• **SET TASK**
Below are entries. Reproduce exactly the lines between the line holding "Enumerate this screenshot's" and the line holding "Output a JSON", inclusive, and only those.

• **ROWS**
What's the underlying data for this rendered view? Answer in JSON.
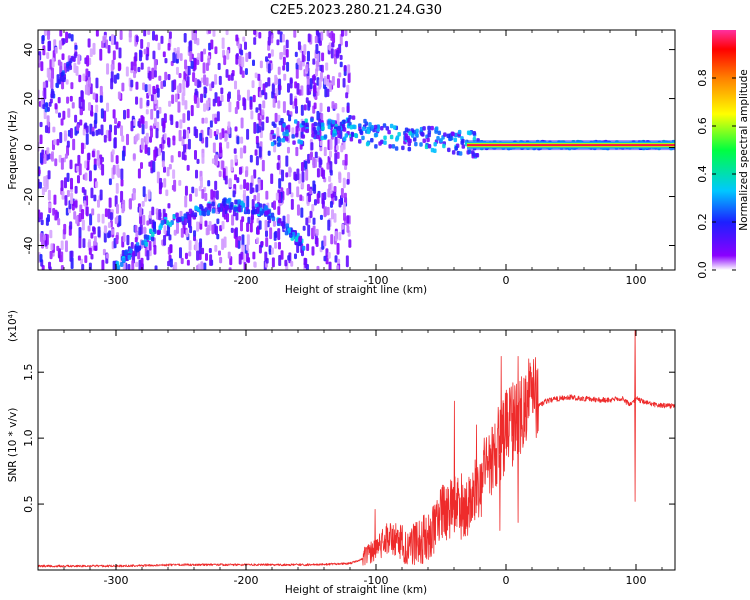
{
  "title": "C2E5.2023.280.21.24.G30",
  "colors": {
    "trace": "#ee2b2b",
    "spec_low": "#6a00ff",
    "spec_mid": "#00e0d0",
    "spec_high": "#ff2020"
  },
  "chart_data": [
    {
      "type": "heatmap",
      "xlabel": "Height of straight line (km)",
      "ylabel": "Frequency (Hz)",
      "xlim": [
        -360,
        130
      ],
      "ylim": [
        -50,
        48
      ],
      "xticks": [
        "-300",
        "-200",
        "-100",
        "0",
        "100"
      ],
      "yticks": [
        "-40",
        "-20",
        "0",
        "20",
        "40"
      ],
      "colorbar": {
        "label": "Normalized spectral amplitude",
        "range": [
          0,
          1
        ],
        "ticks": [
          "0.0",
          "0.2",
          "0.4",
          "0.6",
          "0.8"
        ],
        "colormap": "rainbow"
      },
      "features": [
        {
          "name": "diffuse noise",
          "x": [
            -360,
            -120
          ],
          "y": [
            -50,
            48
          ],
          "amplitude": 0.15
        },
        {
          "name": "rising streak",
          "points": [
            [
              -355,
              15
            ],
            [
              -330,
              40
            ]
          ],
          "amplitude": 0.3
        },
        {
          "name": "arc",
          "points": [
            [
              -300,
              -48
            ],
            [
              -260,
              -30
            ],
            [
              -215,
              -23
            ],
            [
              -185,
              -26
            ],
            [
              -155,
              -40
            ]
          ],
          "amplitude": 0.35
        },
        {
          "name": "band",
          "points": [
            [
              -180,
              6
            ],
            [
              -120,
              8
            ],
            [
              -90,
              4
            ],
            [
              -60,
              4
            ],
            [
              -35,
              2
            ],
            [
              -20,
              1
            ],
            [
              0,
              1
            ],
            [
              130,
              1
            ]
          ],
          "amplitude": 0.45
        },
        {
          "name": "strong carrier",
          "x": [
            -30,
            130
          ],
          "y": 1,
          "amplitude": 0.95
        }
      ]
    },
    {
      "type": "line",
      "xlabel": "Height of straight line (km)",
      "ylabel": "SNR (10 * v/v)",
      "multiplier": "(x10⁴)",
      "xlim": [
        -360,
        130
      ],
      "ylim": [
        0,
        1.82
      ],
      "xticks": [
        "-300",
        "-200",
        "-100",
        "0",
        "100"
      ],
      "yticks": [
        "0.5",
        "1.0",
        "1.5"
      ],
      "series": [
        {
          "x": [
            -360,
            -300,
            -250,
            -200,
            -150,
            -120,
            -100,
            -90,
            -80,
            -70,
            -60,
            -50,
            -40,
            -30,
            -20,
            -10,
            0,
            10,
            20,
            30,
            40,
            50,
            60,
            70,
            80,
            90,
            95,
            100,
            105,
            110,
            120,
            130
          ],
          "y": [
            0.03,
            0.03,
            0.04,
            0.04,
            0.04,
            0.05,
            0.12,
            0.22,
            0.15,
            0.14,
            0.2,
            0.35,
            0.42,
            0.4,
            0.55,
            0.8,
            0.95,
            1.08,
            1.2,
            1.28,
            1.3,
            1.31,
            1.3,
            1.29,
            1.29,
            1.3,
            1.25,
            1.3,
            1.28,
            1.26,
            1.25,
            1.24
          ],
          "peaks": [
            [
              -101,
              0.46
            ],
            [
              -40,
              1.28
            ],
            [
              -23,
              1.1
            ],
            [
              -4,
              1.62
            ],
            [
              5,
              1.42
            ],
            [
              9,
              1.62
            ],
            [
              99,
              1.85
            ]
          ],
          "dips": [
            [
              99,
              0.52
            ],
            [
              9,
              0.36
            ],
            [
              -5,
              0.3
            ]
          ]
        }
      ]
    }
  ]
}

---

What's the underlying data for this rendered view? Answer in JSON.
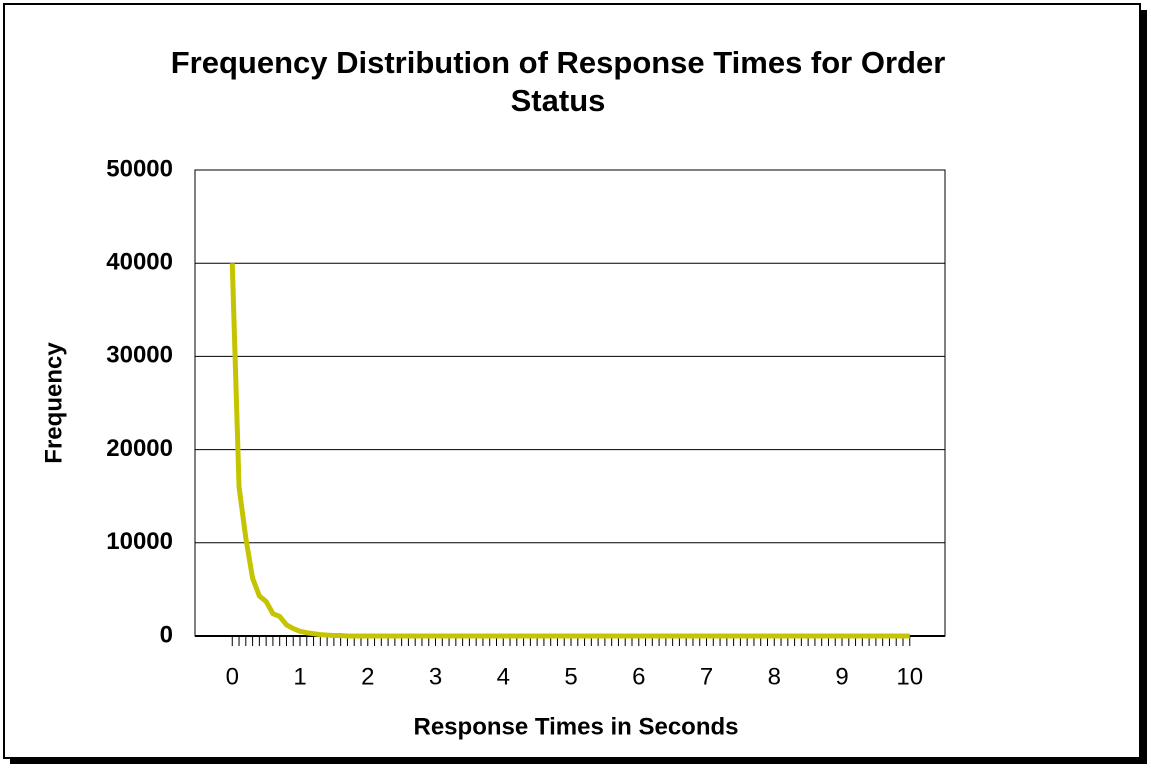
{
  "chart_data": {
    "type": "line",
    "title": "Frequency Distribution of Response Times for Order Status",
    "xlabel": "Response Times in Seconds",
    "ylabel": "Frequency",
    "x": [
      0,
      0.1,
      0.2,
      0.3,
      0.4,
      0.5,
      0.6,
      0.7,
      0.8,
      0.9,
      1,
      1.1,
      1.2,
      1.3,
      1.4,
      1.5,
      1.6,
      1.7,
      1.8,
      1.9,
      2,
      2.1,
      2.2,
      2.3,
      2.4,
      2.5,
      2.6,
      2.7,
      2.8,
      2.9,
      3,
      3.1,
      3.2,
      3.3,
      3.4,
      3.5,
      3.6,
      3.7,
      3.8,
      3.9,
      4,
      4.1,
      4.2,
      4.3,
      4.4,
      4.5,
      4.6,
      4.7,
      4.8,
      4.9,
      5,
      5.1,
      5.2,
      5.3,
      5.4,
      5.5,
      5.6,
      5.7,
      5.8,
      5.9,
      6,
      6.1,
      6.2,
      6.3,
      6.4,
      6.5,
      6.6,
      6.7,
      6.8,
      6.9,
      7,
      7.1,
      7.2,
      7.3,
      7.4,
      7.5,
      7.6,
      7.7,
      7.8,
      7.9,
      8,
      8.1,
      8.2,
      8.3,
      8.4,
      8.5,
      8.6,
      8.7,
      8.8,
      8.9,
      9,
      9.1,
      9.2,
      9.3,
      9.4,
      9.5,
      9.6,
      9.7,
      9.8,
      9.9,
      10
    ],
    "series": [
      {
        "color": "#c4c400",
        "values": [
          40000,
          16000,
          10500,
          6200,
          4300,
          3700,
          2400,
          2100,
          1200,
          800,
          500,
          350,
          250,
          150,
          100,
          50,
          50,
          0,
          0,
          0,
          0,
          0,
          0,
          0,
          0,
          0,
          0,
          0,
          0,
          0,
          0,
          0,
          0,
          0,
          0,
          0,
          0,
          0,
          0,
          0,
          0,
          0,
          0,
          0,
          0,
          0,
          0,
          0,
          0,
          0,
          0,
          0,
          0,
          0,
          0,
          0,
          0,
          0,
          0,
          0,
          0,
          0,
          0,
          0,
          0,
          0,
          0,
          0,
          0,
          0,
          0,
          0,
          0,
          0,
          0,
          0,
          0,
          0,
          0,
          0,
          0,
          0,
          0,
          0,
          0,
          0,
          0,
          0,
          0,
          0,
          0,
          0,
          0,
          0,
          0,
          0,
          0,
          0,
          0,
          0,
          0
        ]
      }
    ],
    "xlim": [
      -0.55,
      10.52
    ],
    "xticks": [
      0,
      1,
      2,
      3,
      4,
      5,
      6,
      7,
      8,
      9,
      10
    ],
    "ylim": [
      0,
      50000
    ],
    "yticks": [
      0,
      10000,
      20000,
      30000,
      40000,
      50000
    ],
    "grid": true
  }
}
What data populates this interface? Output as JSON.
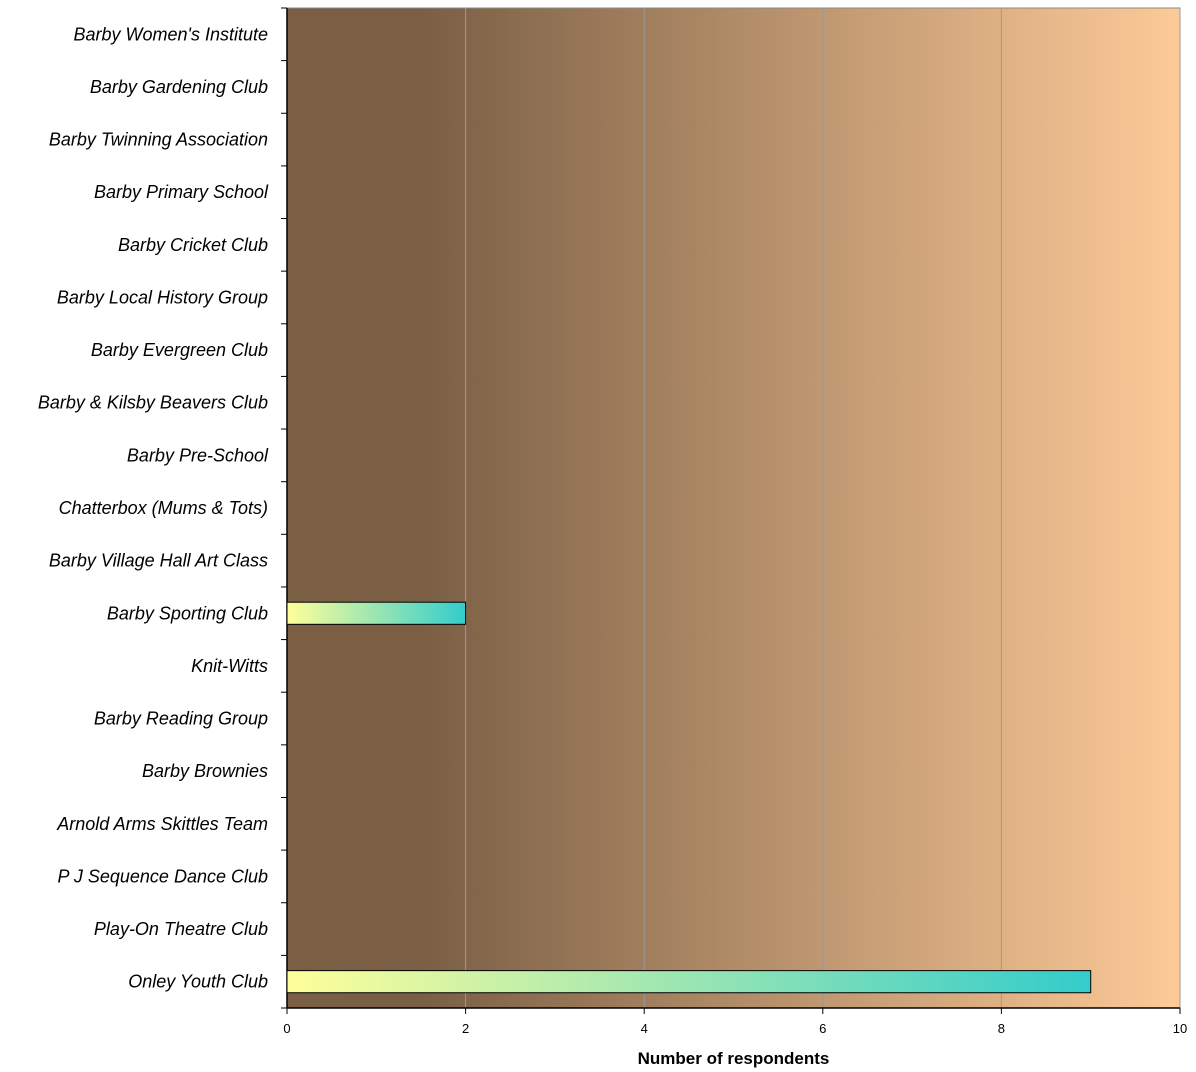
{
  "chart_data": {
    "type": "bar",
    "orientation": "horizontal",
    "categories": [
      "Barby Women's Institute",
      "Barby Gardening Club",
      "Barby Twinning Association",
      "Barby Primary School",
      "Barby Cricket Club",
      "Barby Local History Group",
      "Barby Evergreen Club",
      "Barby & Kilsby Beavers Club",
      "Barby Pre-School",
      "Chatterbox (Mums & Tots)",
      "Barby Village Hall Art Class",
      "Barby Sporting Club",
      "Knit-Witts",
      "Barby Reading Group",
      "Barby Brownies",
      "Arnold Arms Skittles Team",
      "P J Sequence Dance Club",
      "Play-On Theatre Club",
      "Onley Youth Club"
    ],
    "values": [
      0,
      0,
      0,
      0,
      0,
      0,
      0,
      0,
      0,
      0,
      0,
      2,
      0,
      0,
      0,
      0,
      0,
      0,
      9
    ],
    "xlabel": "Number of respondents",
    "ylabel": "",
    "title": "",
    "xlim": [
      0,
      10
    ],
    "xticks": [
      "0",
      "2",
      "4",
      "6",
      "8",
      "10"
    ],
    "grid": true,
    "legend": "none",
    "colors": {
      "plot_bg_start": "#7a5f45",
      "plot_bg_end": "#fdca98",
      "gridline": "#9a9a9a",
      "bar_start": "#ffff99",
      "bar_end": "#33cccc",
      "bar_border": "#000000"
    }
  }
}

* * *

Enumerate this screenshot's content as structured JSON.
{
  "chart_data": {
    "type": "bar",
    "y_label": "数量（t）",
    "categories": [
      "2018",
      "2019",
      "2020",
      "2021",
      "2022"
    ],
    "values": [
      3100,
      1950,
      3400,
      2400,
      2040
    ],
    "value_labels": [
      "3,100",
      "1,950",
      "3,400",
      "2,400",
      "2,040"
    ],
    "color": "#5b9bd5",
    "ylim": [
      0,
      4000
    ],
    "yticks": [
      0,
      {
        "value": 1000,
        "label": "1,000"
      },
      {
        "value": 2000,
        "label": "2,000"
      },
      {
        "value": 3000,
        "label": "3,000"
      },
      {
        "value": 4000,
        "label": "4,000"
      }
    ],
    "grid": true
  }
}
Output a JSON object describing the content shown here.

• **RESULT**
Enumerate this screenshot's content as structured JSON.
{
  "chart_data": {
    "type": "bar",
    "y_label": "数量（t）",
    "categories": [
      "2018",
      "2019",
      "2020",
      "2021",
      "2022"
    ],
    "values": [
      3100,
      1950,
      3400,
      2400,
      2040
    ],
    "value_labels": [
      "3,100",
      "1,950",
      "3,400",
      "2,400",
      "2,040"
    ],
    "color": "#5b9bd5",
    "ylim": [
      0,
      4000
    ],
    "yticks": [
      0,
      {
        "value": 1000,
        "label": "1,000"
      },
      {
        "value": 2000,
        "label": "2,000"
      },
      {
        "value": 3000,
        "label": "3,000"
      },
      {
        "value": 4000,
        "label": "4,000"
      }
    ],
    "grid": true
  }
}
Output a JSON object describing the content shown here.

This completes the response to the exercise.